=== GIVEN TASK ===
Take all the material and copy it exactly.
──────── DATASET CONTENT
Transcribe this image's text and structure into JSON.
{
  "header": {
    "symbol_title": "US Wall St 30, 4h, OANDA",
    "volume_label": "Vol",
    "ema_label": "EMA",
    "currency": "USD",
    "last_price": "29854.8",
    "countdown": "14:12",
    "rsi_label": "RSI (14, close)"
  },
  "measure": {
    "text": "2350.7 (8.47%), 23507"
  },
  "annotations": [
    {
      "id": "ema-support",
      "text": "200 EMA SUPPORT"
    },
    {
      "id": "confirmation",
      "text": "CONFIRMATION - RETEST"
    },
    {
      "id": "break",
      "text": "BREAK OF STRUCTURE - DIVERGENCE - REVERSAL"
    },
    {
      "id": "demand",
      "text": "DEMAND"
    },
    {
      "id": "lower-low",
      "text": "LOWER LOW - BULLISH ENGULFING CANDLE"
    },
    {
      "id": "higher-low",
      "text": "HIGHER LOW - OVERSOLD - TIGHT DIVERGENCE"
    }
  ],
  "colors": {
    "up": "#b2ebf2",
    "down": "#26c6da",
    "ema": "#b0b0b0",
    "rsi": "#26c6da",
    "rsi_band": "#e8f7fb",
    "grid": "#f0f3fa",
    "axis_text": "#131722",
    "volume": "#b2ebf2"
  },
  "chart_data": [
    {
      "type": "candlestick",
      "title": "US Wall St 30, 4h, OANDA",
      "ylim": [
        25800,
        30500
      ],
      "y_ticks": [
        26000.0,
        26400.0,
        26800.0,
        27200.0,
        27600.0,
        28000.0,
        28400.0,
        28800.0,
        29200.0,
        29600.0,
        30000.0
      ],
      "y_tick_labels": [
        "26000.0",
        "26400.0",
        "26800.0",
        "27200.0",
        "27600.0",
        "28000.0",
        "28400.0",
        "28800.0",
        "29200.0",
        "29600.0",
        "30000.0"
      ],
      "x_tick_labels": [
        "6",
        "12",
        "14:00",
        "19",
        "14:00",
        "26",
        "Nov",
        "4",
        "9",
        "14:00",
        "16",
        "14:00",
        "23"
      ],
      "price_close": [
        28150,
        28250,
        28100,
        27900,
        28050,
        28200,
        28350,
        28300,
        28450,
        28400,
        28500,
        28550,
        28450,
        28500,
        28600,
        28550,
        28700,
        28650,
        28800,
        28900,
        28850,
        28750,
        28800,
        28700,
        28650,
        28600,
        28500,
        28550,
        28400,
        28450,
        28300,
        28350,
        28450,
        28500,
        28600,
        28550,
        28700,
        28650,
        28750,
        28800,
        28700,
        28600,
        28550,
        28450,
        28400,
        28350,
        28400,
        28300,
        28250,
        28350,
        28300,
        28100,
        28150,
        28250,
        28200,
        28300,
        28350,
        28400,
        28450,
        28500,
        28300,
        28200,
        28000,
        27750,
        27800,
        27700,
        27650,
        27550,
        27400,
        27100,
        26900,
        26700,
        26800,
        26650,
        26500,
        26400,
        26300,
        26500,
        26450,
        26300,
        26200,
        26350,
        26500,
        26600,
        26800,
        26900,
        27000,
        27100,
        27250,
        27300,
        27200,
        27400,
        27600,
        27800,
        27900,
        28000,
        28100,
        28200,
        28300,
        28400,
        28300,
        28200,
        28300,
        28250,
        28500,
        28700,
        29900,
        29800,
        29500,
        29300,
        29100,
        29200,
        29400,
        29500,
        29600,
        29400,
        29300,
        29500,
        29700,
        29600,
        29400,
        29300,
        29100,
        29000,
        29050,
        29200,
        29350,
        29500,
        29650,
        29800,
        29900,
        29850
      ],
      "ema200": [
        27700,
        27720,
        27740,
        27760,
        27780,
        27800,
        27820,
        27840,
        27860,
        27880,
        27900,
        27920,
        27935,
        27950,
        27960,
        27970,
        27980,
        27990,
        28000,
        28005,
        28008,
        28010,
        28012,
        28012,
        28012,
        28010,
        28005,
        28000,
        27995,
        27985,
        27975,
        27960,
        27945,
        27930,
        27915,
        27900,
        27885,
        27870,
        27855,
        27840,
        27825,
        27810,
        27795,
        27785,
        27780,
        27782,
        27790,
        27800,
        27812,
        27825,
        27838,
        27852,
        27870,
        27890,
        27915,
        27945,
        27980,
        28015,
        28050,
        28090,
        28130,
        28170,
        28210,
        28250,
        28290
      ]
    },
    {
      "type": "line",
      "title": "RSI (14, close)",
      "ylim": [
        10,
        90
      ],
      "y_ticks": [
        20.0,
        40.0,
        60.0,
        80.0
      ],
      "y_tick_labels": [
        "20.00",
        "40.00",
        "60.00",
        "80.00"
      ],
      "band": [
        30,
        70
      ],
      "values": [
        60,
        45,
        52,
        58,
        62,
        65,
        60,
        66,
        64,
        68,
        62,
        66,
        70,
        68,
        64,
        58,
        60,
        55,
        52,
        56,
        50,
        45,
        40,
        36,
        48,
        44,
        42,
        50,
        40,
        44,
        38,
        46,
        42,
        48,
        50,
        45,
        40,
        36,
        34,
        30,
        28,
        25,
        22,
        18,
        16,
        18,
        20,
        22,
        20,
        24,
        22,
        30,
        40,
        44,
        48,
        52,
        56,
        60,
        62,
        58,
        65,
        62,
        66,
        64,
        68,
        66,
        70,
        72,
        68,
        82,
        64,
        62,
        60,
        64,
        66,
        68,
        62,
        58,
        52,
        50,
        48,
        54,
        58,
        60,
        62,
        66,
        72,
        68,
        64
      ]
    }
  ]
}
────────────────
=== TASK SOLUTION ===
Transcribe this image's text and structure into JSON.
{
  "header": {
    "symbol_title": "US Wall St 30, 4h, OANDA",
    "volume_label": "Vol",
    "ema_label": "EMA",
    "currency": "USD",
    "last_price": "29854.8",
    "countdown": "14:12",
    "rsi_label": "RSI (14, close)"
  },
  "measure": {
    "text": "2350.7 (8.47%), 23507"
  },
  "annotations": [
    {
      "id": "ema-support",
      "text": "200 EMA SUPPORT"
    },
    {
      "id": "confirmation",
      "text": "CONFIRMATION - RETEST"
    },
    {
      "id": "break",
      "text": "BREAK OF STRUCTURE - DIVERGENCE - REVERSAL"
    },
    {
      "id": "demand",
      "text": "DEMAND"
    },
    {
      "id": "lower-low",
      "text": "LOWER LOW - BULLISH ENGULFING CANDLE"
    },
    {
      "id": "higher-low",
      "text": "HIGHER LOW - OVERSOLD - TIGHT DIVERGENCE"
    }
  ],
  "colors": {
    "up": "#b2ebf2",
    "down": "#26c6da",
    "ema": "#b0b0b0",
    "rsi": "#26c6da",
    "rsi_band": "#e8f7fb",
    "grid": "#f0f3fa",
    "axis_text": "#131722",
    "volume": "#b2ebf2"
  },
  "chart_data": [
    {
      "type": "candlestick",
      "title": "US Wall St 30, 4h, OANDA",
      "ylim": [
        25800,
        30500
      ],
      "y_ticks": [
        26000.0,
        26400.0,
        26800.0,
        27200.0,
        27600.0,
        28000.0,
        28400.0,
        28800.0,
        29200.0,
        29600.0,
        30000.0
      ],
      "y_tick_labels": [
        "26000.0",
        "26400.0",
        "26800.0",
        "27200.0",
        "27600.0",
        "28000.0",
        "28400.0",
        "28800.0",
        "29200.0",
        "29600.0",
        "30000.0"
      ],
      "x_tick_labels": [
        "6",
        "12",
        "14:00",
        "19",
        "14:00",
        "26",
        "Nov",
        "4",
        "9",
        "14:00",
        "16",
        "14:00",
        "23"
      ],
      "price_close": [
        28150,
        28250,
        28100,
        27900,
        28050,
        28200,
        28350,
        28300,
        28450,
        28400,
        28500,
        28550,
        28450,
        28500,
        28600,
        28550,
        28700,
        28650,
        28800,
        28900,
        28850,
        28750,
        28800,
        28700,
        28650,
        28600,
        28500,
        28550,
        28400,
        28450,
        28300,
        28350,
        28450,
        28500,
        28600,
        28550,
        28700,
        28650,
        28750,
        28800,
        28700,
        28600,
        28550,
        28450,
        28400,
        28350,
        28400,
        28300,
        28250,
        28350,
        28300,
        28100,
        28150,
        28250,
        28200,
        28300,
        28350,
        28400,
        28450,
        28500,
        28300,
        28200,
        28000,
        27750,
        27800,
        27700,
        27650,
        27550,
        27400,
        27100,
        26900,
        26700,
        26800,
        26650,
        26500,
        26400,
        26300,
        26500,
        26450,
        26300,
        26200,
        26350,
        26500,
        26600,
        26800,
        26900,
        27000,
        27100,
        27250,
        27300,
        27200,
        27400,
        27600,
        27800,
        27900,
        28000,
        28100,
        28200,
        28300,
        28400,
        28300,
        28200,
        28300,
        28250,
        28500,
        28700,
        29900,
        29800,
        29500,
        29300,
        29100,
        29200,
        29400,
        29500,
        29600,
        29400,
        29300,
        29500,
        29700,
        29600,
        29400,
        29300,
        29100,
        29000,
        29050,
        29200,
        29350,
        29500,
        29650,
        29800,
        29900,
        29850
      ],
      "ema200": [
        27700,
        27720,
        27740,
        27760,
        27780,
        27800,
        27820,
        27840,
        27860,
        27880,
        27900,
        27920,
        27935,
        27950,
        27960,
        27970,
        27980,
        27990,
        28000,
        28005,
        28008,
        28010,
        28012,
        28012,
        28012,
        28010,
        28005,
        28000,
        27995,
        27985,
        27975,
        27960,
        27945,
        27930,
        27915,
        27900,
        27885,
        27870,
        27855,
        27840,
        27825,
        27810,
        27795,
        27785,
        27780,
        27782,
        27790,
        27800,
        27812,
        27825,
        27838,
        27852,
        27870,
        27890,
        27915,
        27945,
        27980,
        28015,
        28050,
        28090,
        28130,
        28170,
        28210,
        28250,
        28290
      ]
    },
    {
      "type": "line",
      "title": "RSI (14, close)",
      "ylim": [
        10,
        90
      ],
      "y_ticks": [
        20.0,
        40.0,
        60.0,
        80.0
      ],
      "y_tick_labels": [
        "20.00",
        "40.00",
        "60.00",
        "80.00"
      ],
      "band": [
        30,
        70
      ],
      "values": [
        60,
        45,
        52,
        58,
        62,
        65,
        60,
        66,
        64,
        68,
        62,
        66,
        70,
        68,
        64,
        58,
        60,
        55,
        52,
        56,
        50,
        45,
        40,
        36,
        48,
        44,
        42,
        50,
        40,
        44,
        38,
        46,
        42,
        48,
        50,
        45,
        40,
        36,
        34,
        30,
        28,
        25,
        22,
        18,
        16,
        18,
        20,
        22,
        20,
        24,
        22,
        30,
        40,
        44,
        48,
        52,
        56,
        60,
        62,
        58,
        65,
        62,
        66,
        64,
        68,
        66,
        70,
        72,
        68,
        82,
        64,
        62,
        60,
        64,
        66,
        68,
        62,
        58,
        52,
        50,
        48,
        54,
        58,
        60,
        62,
        66,
        72,
        68,
        64
      ]
    }
  ]
}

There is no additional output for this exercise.